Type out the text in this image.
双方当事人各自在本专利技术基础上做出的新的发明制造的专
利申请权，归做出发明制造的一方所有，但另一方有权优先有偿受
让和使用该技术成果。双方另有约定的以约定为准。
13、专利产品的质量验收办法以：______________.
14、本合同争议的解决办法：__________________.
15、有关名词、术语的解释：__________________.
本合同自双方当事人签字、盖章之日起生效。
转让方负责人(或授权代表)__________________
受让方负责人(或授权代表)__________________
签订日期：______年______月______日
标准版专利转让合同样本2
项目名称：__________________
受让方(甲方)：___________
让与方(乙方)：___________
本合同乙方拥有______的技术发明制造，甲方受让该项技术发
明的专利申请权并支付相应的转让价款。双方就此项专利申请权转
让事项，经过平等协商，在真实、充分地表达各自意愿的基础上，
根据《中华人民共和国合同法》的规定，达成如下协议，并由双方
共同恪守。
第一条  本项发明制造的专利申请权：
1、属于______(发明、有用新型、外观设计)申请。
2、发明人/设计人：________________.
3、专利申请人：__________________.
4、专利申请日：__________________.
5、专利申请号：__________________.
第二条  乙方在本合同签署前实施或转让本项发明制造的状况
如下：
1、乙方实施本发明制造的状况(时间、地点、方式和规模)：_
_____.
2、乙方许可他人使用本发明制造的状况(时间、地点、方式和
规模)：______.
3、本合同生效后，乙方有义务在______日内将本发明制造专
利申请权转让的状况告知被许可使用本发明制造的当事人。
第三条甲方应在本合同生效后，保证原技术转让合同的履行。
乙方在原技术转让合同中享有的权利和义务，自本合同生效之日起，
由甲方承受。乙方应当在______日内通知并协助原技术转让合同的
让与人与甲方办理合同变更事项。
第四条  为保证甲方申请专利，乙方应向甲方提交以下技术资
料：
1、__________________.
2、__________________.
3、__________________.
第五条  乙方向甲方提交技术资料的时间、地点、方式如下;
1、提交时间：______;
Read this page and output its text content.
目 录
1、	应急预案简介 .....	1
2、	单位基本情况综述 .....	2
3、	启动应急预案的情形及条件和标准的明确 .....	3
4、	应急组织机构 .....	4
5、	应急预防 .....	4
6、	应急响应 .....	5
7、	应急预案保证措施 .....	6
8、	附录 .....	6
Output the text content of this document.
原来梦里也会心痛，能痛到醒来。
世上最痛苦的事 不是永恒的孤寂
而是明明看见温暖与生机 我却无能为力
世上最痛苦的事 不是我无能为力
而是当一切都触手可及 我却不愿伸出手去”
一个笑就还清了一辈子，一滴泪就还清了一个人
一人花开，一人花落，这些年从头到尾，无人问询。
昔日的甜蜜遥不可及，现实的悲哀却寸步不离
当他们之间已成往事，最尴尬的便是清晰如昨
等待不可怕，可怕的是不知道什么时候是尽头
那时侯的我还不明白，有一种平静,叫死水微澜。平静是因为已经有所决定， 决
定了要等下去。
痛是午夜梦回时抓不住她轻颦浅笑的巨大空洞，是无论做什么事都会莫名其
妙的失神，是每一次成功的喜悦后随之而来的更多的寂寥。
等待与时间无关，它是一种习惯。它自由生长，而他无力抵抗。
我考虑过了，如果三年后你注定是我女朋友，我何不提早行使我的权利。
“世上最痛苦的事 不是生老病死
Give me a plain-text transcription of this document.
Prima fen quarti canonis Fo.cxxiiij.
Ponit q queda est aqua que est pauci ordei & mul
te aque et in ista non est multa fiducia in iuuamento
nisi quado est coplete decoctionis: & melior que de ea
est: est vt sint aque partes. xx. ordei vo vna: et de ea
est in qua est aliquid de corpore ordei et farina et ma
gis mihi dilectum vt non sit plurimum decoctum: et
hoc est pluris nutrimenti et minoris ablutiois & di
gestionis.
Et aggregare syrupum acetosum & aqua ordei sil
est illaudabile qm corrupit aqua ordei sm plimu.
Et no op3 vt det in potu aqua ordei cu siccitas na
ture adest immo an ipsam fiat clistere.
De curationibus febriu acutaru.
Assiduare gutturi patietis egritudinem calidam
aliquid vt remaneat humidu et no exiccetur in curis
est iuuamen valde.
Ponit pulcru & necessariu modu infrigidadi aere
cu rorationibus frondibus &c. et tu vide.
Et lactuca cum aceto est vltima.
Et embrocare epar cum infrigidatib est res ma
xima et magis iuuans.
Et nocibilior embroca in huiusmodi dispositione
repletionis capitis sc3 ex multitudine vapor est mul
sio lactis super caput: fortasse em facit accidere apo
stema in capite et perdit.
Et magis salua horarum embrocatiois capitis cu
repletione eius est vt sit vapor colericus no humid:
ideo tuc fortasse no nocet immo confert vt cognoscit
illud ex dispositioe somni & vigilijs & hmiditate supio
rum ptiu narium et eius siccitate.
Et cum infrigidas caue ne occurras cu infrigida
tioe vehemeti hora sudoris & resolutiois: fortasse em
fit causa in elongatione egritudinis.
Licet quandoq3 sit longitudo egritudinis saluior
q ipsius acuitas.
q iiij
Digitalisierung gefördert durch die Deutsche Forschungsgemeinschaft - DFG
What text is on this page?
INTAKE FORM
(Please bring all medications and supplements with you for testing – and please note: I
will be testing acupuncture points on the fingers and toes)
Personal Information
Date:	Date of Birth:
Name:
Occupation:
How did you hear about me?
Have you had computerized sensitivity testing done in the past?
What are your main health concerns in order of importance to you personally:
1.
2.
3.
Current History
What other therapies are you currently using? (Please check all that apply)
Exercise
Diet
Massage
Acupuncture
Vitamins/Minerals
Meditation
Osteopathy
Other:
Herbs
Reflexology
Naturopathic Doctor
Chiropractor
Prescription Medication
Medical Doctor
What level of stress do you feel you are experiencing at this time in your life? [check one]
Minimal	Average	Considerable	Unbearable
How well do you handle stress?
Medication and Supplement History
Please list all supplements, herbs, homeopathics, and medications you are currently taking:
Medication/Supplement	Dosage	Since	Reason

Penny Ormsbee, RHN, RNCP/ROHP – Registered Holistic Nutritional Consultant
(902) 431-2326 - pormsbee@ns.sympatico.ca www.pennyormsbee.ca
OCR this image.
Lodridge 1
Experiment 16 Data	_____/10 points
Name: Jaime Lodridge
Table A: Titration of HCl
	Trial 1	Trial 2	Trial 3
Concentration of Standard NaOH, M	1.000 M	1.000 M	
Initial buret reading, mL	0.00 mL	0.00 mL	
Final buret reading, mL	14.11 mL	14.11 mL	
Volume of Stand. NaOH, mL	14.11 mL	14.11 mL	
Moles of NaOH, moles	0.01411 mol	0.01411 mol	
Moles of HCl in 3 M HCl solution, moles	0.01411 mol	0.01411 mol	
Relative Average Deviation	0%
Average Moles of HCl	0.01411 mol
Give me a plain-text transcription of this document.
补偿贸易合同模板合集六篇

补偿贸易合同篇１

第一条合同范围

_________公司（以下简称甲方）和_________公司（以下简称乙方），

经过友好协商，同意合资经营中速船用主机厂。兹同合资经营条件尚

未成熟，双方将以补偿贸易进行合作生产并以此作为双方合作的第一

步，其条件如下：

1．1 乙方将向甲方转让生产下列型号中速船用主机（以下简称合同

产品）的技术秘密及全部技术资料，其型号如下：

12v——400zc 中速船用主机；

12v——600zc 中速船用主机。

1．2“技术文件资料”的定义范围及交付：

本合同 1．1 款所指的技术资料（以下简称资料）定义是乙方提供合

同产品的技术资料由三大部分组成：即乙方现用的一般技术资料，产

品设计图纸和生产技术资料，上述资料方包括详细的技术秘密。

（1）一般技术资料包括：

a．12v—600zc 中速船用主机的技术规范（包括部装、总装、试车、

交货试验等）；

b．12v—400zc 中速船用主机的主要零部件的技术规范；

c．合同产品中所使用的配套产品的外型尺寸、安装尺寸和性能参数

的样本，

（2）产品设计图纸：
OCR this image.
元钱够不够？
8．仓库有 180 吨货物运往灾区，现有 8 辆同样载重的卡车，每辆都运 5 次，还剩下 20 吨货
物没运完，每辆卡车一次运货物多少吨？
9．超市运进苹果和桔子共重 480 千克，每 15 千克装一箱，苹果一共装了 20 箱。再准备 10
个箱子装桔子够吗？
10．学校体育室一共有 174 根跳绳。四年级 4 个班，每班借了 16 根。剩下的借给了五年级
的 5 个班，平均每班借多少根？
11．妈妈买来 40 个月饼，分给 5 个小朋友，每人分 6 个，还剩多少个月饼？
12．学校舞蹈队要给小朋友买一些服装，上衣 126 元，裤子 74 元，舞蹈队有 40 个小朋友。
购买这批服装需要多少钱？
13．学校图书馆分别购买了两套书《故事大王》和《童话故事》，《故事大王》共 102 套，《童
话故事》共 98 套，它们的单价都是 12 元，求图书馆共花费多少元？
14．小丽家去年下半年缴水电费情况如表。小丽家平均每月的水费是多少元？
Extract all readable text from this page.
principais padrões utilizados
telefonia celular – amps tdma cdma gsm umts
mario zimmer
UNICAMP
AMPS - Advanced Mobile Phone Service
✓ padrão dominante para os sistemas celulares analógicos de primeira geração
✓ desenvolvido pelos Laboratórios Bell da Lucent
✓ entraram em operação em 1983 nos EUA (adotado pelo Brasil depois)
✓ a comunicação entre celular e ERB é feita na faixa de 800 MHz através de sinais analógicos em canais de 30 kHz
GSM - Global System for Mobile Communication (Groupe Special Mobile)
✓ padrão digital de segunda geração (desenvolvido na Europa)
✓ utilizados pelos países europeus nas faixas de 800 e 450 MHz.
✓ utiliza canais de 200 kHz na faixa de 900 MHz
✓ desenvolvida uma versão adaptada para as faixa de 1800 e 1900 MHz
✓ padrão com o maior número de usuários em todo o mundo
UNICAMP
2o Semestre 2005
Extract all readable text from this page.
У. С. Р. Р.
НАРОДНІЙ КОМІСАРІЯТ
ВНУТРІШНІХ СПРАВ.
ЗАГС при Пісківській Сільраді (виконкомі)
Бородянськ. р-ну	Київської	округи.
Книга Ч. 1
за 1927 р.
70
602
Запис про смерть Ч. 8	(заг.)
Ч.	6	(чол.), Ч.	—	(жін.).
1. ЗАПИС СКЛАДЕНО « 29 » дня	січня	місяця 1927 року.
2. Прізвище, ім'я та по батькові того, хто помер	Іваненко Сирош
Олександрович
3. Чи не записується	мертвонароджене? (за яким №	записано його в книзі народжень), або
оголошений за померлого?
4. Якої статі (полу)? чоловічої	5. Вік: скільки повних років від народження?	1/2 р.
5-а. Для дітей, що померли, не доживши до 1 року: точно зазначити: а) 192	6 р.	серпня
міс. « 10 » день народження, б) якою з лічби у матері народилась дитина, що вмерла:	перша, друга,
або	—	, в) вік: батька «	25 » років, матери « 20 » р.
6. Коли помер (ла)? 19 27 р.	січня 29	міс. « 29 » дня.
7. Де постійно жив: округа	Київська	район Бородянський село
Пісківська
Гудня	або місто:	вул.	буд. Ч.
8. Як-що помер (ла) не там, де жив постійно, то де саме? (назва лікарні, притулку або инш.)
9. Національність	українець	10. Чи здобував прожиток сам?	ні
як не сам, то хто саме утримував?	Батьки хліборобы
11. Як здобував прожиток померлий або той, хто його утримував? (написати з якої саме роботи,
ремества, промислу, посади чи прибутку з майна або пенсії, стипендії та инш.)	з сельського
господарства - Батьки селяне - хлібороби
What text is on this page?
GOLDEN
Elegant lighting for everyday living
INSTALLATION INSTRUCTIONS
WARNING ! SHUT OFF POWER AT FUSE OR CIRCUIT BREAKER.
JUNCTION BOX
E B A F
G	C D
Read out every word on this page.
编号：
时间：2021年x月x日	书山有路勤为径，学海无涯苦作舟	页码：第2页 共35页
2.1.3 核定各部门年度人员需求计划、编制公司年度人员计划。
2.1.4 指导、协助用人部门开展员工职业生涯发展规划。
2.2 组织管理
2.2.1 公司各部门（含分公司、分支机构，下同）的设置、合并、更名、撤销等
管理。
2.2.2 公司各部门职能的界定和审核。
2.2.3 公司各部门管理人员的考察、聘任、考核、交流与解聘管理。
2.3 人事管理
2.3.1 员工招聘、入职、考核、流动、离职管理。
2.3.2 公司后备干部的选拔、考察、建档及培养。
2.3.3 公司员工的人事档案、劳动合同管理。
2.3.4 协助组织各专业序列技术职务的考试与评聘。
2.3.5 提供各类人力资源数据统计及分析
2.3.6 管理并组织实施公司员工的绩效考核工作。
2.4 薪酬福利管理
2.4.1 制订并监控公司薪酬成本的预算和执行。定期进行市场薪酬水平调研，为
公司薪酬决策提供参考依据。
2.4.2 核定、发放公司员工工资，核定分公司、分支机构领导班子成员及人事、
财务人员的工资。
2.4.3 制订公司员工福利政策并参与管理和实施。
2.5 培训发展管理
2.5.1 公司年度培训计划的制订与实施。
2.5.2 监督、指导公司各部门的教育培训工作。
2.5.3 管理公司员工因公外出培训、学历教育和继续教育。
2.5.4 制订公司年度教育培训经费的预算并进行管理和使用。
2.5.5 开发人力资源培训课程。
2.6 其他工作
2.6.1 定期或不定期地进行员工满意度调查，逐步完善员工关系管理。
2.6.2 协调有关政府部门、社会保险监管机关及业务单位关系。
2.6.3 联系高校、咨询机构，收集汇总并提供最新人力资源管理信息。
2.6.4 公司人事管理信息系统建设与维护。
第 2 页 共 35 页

▶ [Direction]:
From the listing, copy every line where the string "utilizados" appears.

▶ [Problem solution]:
principais padrões utilizados
✓ utilizados pelos países europeus nas faixas de 800 e 450 MHz.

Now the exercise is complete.